__SET EXERCISE__:
All records must be quoted exactly. Omit the pictures.

__RECORDS FOR PROCESSING__:

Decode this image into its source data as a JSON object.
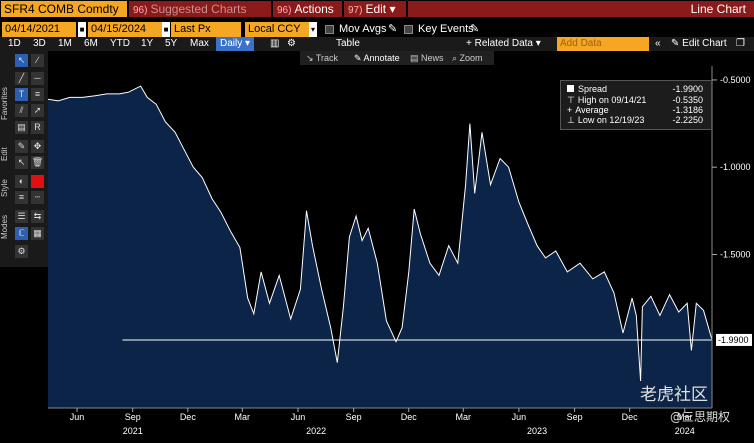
{
  "top_bar": {
    "ticker": "SFR4 COMB Comdty",
    "suggested_num": "96)",
    "suggested_label": "Suggested Charts",
    "actions_num": "96)",
    "actions_label": "Actions",
    "edit_num": "97)",
    "edit_label": "Edit",
    "chart_type": "Line Chart"
  },
  "controls": {
    "start_date": "04/14/2021",
    "end_date": "04/15/2024",
    "field": "Last Px",
    "currency": "Local CCY",
    "mov_avgs": "Mov Avgs",
    "key_events": "Key Events"
  },
  "periods": {
    "items": [
      "1D",
      "3D",
      "1M",
      "6M",
      "YTD",
      "1Y",
      "5Y",
      "Max"
    ],
    "frequency": "Daily",
    "table": "Table",
    "related_data": "+ Related Data",
    "add_data": "Add Data",
    "edit_chart": "Edit Chart"
  },
  "tools": {
    "track": "Track",
    "annotate": "Annotate",
    "news": "News",
    "zoom": "Zoom"
  },
  "sidebar": {
    "favorites": "Favorites",
    "edit": "Edit",
    "style": "Style",
    "modes": "Modes"
  },
  "legend": {
    "spread_label": "Spread",
    "spread_value": "-1.9900",
    "high_label": "High on 09/14/21",
    "high_value": "-0.5350",
    "avg_label": "Average",
    "avg_value": "-1.3186",
    "low_label": "Low on 12/19/23",
    "low_value": "-2.2250"
  },
  "watermark": {
    "brand": "老虎社区",
    "handle": "@三思期权"
  },
  "colors": {
    "background": "#000000",
    "area_fill": "#0b2447",
    "line": "#ffffff",
    "accent_orange": "#f5a623",
    "menu_red": "#8b1a1a"
  },
  "chart_data": {
    "type": "area",
    "series": [
      {
        "name": "Spread",
        "points": [
          [
            "2021-04-14",
            -0.61
          ],
          [
            "2021-05-01",
            -0.62
          ],
          [
            "2021-05-20",
            -0.6
          ],
          [
            "2021-06-10",
            -0.6
          ],
          [
            "2021-07-01",
            -0.59
          ],
          [
            "2021-07-20",
            -0.58
          ],
          [
            "2021-08-10",
            -0.58
          ],
          [
            "2021-08-25",
            -0.57
          ],
          [
            "2021-09-14",
            -0.535
          ],
          [
            "2021-09-25",
            -0.6
          ],
          [
            "2021-10-10",
            -0.64
          ],
          [
            "2021-10-25",
            -0.74
          ],
          [
            "2021-11-10",
            -0.8
          ],
          [
            "2021-11-25",
            -0.9
          ],
          [
            "2021-12-10",
            -1.0
          ],
          [
            "2021-12-25",
            -1.06
          ],
          [
            "2022-01-10",
            -1.18
          ],
          [
            "2022-01-25",
            -1.26
          ],
          [
            "2022-02-10",
            -1.37
          ],
          [
            "2022-02-25",
            -1.46
          ],
          [
            "2022-03-10",
            -1.75
          ],
          [
            "2022-03-20",
            -1.84
          ],
          [
            "2022-04-01",
            -1.6
          ],
          [
            "2022-04-15",
            -1.78
          ],
          [
            "2022-05-01",
            -1.62
          ],
          [
            "2022-05-20",
            -1.87
          ],
          [
            "2022-06-05",
            -1.7
          ],
          [
            "2022-06-15",
            -1.25
          ],
          [
            "2022-06-25",
            -1.45
          ],
          [
            "2022-07-10",
            -1.7
          ],
          [
            "2022-07-25",
            -1.92
          ],
          [
            "2022-08-05",
            -2.12
          ],
          [
            "2022-08-15",
            -1.8
          ],
          [
            "2022-08-25",
            -1.4
          ],
          [
            "2022-09-05",
            -1.28
          ],
          [
            "2022-09-15",
            -1.42
          ],
          [
            "2022-09-25",
            -1.35
          ],
          [
            "2022-10-10",
            -1.55
          ],
          [
            "2022-10-25",
            -1.88
          ],
          [
            "2022-11-10",
            -2.0
          ],
          [
            "2022-11-20",
            -1.92
          ],
          [
            "2022-12-01",
            -1.6
          ],
          [
            "2022-12-10",
            -1.24
          ],
          [
            "2022-12-20",
            -1.38
          ],
          [
            "2023-01-05",
            -1.55
          ],
          [
            "2023-01-20",
            -1.62
          ],
          [
            "2023-02-05",
            -1.45
          ],
          [
            "2023-02-20",
            -1.55
          ],
          [
            "2023-03-05",
            -1.1
          ],
          [
            "2023-03-12",
            -0.75
          ],
          [
            "2023-03-20",
            -1.15
          ],
          [
            "2023-04-01",
            -0.8
          ],
          [
            "2023-04-15",
            -1.1
          ],
          [
            "2023-05-01",
            -0.95
          ],
          [
            "2023-05-15",
            -1.0
          ],
          [
            "2023-06-01",
            -1.2
          ],
          [
            "2023-06-15",
            -1.32
          ],
          [
            "2023-07-01",
            -1.45
          ],
          [
            "2023-07-15",
            -1.52
          ],
          [
            "2023-08-01",
            -1.48
          ],
          [
            "2023-08-20",
            -1.6
          ],
          [
            "2023-09-10",
            -1.55
          ],
          [
            "2023-10-01",
            -1.64
          ],
          [
            "2023-10-20",
            -1.6
          ],
          [
            "2023-11-05",
            -1.72
          ],
          [
            "2023-11-20",
            -1.95
          ],
          [
            "2023-12-05",
            -1.75
          ],
          [
            "2023-12-12",
            -1.85
          ],
          [
            "2023-12-19",
            -2.225
          ],
          [
            "2023-12-22",
            -1.8
          ],
          [
            "2024-01-05",
            -1.74
          ],
          [
            "2024-01-20",
            -1.85
          ],
          [
            "2024-02-05",
            -1.73
          ],
          [
            "2024-02-20",
            -1.83
          ],
          [
            "2024-03-05",
            -1.78
          ],
          [
            "2024-03-12",
            -2.05
          ],
          [
            "2024-03-20",
            -1.78
          ],
          [
            "2024-04-01",
            -1.82
          ],
          [
            "2024-04-15",
            -1.99
          ]
        ]
      }
    ],
    "reference_line": -1.99,
    "reference_label": "-1.9900",
    "yticks": [
      -0.5,
      -1.0,
      -1.5
    ],
    "ytick_labels": [
      "-0.5000",
      "-1.0000",
      "-1.5000"
    ],
    "ylim": [
      -2.38,
      -0.42
    ],
    "xlim": [
      "2021-04-14",
      "2024-04-15"
    ],
    "month_ticks": [
      [
        "2021-06-01",
        "Jun"
      ],
      [
        "2021-09-01",
        "Sep"
      ],
      [
        "2021-12-01",
        "Dec"
      ],
      [
        "2022-03-01",
        "Mar"
      ],
      [
        "2022-06-01",
        "Jun"
      ],
      [
        "2022-09-01",
        "Sep"
      ],
      [
        "2022-12-01",
        "Dec"
      ],
      [
        "2023-03-01",
        "Mar"
      ],
      [
        "2023-06-01",
        "Jun"
      ],
      [
        "2023-09-01",
        "Sep"
      ],
      [
        "2023-12-01",
        "Dec"
      ],
      [
        "2024-03-01",
        "Mar"
      ]
    ],
    "year_ticks": [
      [
        "2021-09-01",
        "2021"
      ],
      [
        "2022-07-01",
        "2022"
      ],
      [
        "2023-07-01",
        "2023"
      ],
      [
        "2024-03-01",
        "2024"
      ]
    ],
    "grid": false,
    "legend_position": "top-right"
  }
}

__TASK RESULT__:
Decode this image into its source data as a JSON object.
{
  "top_bar": {
    "ticker": "SFR4 COMB Comdty",
    "suggested_num": "96)",
    "suggested_label": "Suggested Charts",
    "actions_num": "96)",
    "actions_label": "Actions",
    "edit_num": "97)",
    "edit_label": "Edit",
    "chart_type": "Line Chart"
  },
  "controls": {
    "start_date": "04/14/2021",
    "end_date": "04/15/2024",
    "field": "Last Px",
    "currency": "Local CCY",
    "mov_avgs": "Mov Avgs",
    "key_events": "Key Events"
  },
  "periods": {
    "items": [
      "1D",
      "3D",
      "1M",
      "6M",
      "YTD",
      "1Y",
      "5Y",
      "Max"
    ],
    "frequency": "Daily",
    "table": "Table",
    "related_data": "+ Related Data",
    "add_data": "Add Data",
    "edit_chart": "Edit Chart"
  },
  "tools": {
    "track": "Track",
    "annotate": "Annotate",
    "news": "News",
    "zoom": "Zoom"
  },
  "sidebar": {
    "favorites": "Favorites",
    "edit": "Edit",
    "style": "Style",
    "modes": "Modes"
  },
  "legend": {
    "spread_label": "Spread",
    "spread_value": "-1.9900",
    "high_label": "High on 09/14/21",
    "high_value": "-0.5350",
    "avg_label": "Average",
    "avg_value": "-1.3186",
    "low_label": "Low on 12/19/23",
    "low_value": "-2.2250"
  },
  "watermark": {
    "brand": "老虎社区",
    "handle": "@三思期权"
  },
  "colors": {
    "background": "#000000",
    "area_fill": "#0b2447",
    "line": "#ffffff",
    "accent_orange": "#f5a623",
    "menu_red": "#8b1a1a"
  },
  "chart_data": {
    "type": "area",
    "series": [
      {
        "name": "Spread",
        "points": [
          [
            "2021-04-14",
            -0.61
          ],
          [
            "2021-05-01",
            -0.62
          ],
          [
            "2021-05-20",
            -0.6
          ],
          [
            "2021-06-10",
            -0.6
          ],
          [
            "2021-07-01",
            -0.59
          ],
          [
            "2021-07-20",
            -0.58
          ],
          [
            "2021-08-10",
            -0.58
          ],
          [
            "2021-08-25",
            -0.57
          ],
          [
            "2021-09-14",
            -0.535
          ],
          [
            "2021-09-25",
            -0.6
          ],
          [
            "2021-10-10",
            -0.64
          ],
          [
            "2021-10-25",
            -0.74
          ],
          [
            "2021-11-10",
            -0.8
          ],
          [
            "2021-11-25",
            -0.9
          ],
          [
            "2021-12-10",
            -1.0
          ],
          [
            "2021-12-25",
            -1.06
          ],
          [
            "2022-01-10",
            -1.18
          ],
          [
            "2022-01-25",
            -1.26
          ],
          [
            "2022-02-10",
            -1.37
          ],
          [
            "2022-02-25",
            -1.46
          ],
          [
            "2022-03-10",
            -1.75
          ],
          [
            "2022-03-20",
            -1.84
          ],
          [
            "2022-04-01",
            -1.6
          ],
          [
            "2022-04-15",
            -1.78
          ],
          [
            "2022-05-01",
            -1.62
          ],
          [
            "2022-05-20",
            -1.87
          ],
          [
            "2022-06-05",
            -1.7
          ],
          [
            "2022-06-15",
            -1.25
          ],
          [
            "2022-06-25",
            -1.45
          ],
          [
            "2022-07-10",
            -1.7
          ],
          [
            "2022-07-25",
            -1.92
          ],
          [
            "2022-08-05",
            -2.12
          ],
          [
            "2022-08-15",
            -1.8
          ],
          [
            "2022-08-25",
            -1.4
          ],
          [
            "2022-09-05",
            -1.28
          ],
          [
            "2022-09-15",
            -1.42
          ],
          [
            "2022-09-25",
            -1.35
          ],
          [
            "2022-10-10",
            -1.55
          ],
          [
            "2022-10-25",
            -1.88
          ],
          [
            "2022-11-10",
            -2.0
          ],
          [
            "2022-11-20",
            -1.92
          ],
          [
            "2022-12-01",
            -1.6
          ],
          [
            "2022-12-10",
            -1.24
          ],
          [
            "2022-12-20",
            -1.38
          ],
          [
            "2023-01-05",
            -1.55
          ],
          [
            "2023-01-20",
            -1.62
          ],
          [
            "2023-02-05",
            -1.45
          ],
          [
            "2023-02-20",
            -1.55
          ],
          [
            "2023-03-05",
            -1.1
          ],
          [
            "2023-03-12",
            -0.75
          ],
          [
            "2023-03-20",
            -1.15
          ],
          [
            "2023-04-01",
            -0.8
          ],
          [
            "2023-04-15",
            -1.1
          ],
          [
            "2023-05-01",
            -0.95
          ],
          [
            "2023-05-15",
            -1.0
          ],
          [
            "2023-06-01",
            -1.2
          ],
          [
            "2023-06-15",
            -1.32
          ],
          [
            "2023-07-01",
            -1.45
          ],
          [
            "2023-07-15",
            -1.52
          ],
          [
            "2023-08-01",
            -1.48
          ],
          [
            "2023-08-20",
            -1.6
          ],
          [
            "2023-09-10",
            -1.55
          ],
          [
            "2023-10-01",
            -1.64
          ],
          [
            "2023-10-20",
            -1.6
          ],
          [
            "2023-11-05",
            -1.72
          ],
          [
            "2023-11-20",
            -1.95
          ],
          [
            "2023-12-05",
            -1.75
          ],
          [
            "2023-12-12",
            -1.85
          ],
          [
            "2023-12-19",
            -2.225
          ],
          [
            "2023-12-22",
            -1.8
          ],
          [
            "2024-01-05",
            -1.74
          ],
          [
            "2024-01-20",
            -1.85
          ],
          [
            "2024-02-05",
            -1.73
          ],
          [
            "2024-02-20",
            -1.83
          ],
          [
            "2024-03-05",
            -1.78
          ],
          [
            "2024-03-12",
            -2.05
          ],
          [
            "2024-03-20",
            -1.78
          ],
          [
            "2024-04-01",
            -1.82
          ],
          [
            "2024-04-15",
            -1.99
          ]
        ]
      }
    ],
    "reference_line": -1.99,
    "reference_label": "-1.9900",
    "yticks": [
      -0.5,
      -1.0,
      -1.5
    ],
    "ytick_labels": [
      "-0.5000",
      "-1.0000",
      "-1.5000"
    ],
    "ylim": [
      -2.38,
      -0.42
    ],
    "xlim": [
      "2021-04-14",
      "2024-04-15"
    ],
    "month_ticks": [
      [
        "2021-06-01",
        "Jun"
      ],
      [
        "2021-09-01",
        "Sep"
      ],
      [
        "2021-12-01",
        "Dec"
      ],
      [
        "2022-03-01",
        "Mar"
      ],
      [
        "2022-06-01",
        "Jun"
      ],
      [
        "2022-09-01",
        "Sep"
      ],
      [
        "2022-12-01",
        "Dec"
      ],
      [
        "2023-03-01",
        "Mar"
      ],
      [
        "2023-06-01",
        "Jun"
      ],
      [
        "2023-09-01",
        "Sep"
      ],
      [
        "2023-12-01",
        "Dec"
      ],
      [
        "2024-03-01",
        "Mar"
      ]
    ],
    "year_ticks": [
      [
        "2021-09-01",
        "2021"
      ],
      [
        "2022-07-01",
        "2022"
      ],
      [
        "2023-07-01",
        "2023"
      ],
      [
        "2024-03-01",
        "2024"
      ]
    ],
    "grid": false,
    "legend_position": "top-right"
  }
}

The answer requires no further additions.